* DATA SHOWN

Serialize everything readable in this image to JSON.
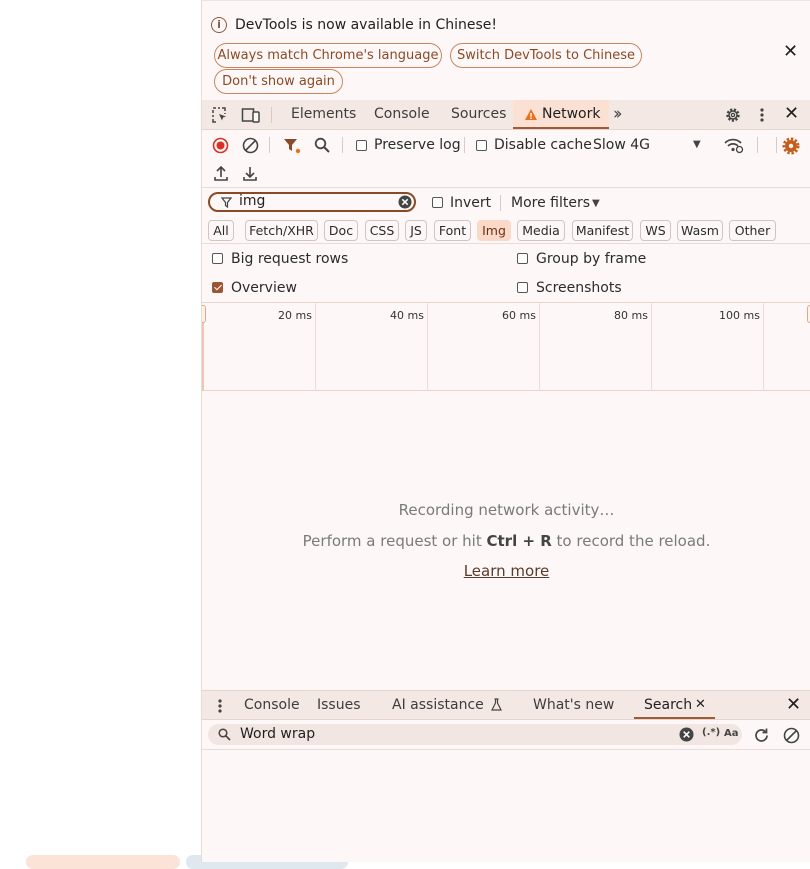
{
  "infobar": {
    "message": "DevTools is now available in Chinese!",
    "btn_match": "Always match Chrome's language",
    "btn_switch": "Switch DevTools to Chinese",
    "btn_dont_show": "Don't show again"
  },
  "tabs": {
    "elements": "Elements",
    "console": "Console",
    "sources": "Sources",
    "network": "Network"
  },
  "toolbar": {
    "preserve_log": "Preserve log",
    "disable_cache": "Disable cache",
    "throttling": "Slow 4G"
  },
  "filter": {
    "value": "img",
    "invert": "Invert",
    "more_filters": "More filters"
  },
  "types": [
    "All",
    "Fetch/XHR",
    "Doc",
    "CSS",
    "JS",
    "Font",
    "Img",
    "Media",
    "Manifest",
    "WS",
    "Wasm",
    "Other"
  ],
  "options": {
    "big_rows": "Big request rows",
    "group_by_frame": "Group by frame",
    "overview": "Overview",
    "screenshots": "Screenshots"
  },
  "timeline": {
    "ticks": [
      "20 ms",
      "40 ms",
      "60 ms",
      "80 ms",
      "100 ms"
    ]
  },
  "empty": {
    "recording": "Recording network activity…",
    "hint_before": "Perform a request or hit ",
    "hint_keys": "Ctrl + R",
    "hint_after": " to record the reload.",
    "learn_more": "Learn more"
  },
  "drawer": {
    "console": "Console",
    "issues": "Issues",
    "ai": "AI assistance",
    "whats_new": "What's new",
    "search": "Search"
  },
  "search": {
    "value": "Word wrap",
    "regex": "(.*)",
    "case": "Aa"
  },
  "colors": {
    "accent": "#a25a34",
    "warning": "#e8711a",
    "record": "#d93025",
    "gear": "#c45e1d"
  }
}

* TASK INSTRUCTIONS
Reproduce the full listing faithfully, but do not carry over any pictures.

* SOLUTION FOR THIS TASK
Serialize everything readable in this image to JSON.
{
  "infobar": {
    "message": "DevTools is now available in Chinese!",
    "btn_match": "Always match Chrome's language",
    "btn_switch": "Switch DevTools to Chinese",
    "btn_dont_show": "Don't show again"
  },
  "tabs": {
    "elements": "Elements",
    "console": "Console",
    "sources": "Sources",
    "network": "Network"
  },
  "toolbar": {
    "preserve_log": "Preserve log",
    "disable_cache": "Disable cache",
    "throttling": "Slow 4G"
  },
  "filter": {
    "value": "img",
    "invert": "Invert",
    "more_filters": "More filters"
  },
  "types": [
    "All",
    "Fetch/XHR",
    "Doc",
    "CSS",
    "JS",
    "Font",
    "Img",
    "Media",
    "Manifest",
    "WS",
    "Wasm",
    "Other"
  ],
  "options": {
    "big_rows": "Big request rows",
    "group_by_frame": "Group by frame",
    "overview": "Overview",
    "screenshots": "Screenshots"
  },
  "timeline": {
    "ticks": [
      "20 ms",
      "40 ms",
      "60 ms",
      "80 ms",
      "100 ms"
    ]
  },
  "empty": {
    "recording": "Recording network activity…",
    "hint_before": "Perform a request or hit ",
    "hint_keys": "Ctrl + R",
    "hint_after": " to record the reload.",
    "learn_more": "Learn more"
  },
  "drawer": {
    "console": "Console",
    "issues": "Issues",
    "ai": "AI assistance",
    "whats_new": "What's new",
    "search": "Search"
  },
  "search": {
    "value": "Word wrap",
    "regex": "(.*)",
    "case": "Aa"
  },
  "colors": {
    "accent": "#a25a34",
    "warning": "#e8711a",
    "record": "#d93025",
    "gear": "#c45e1d"
  }
}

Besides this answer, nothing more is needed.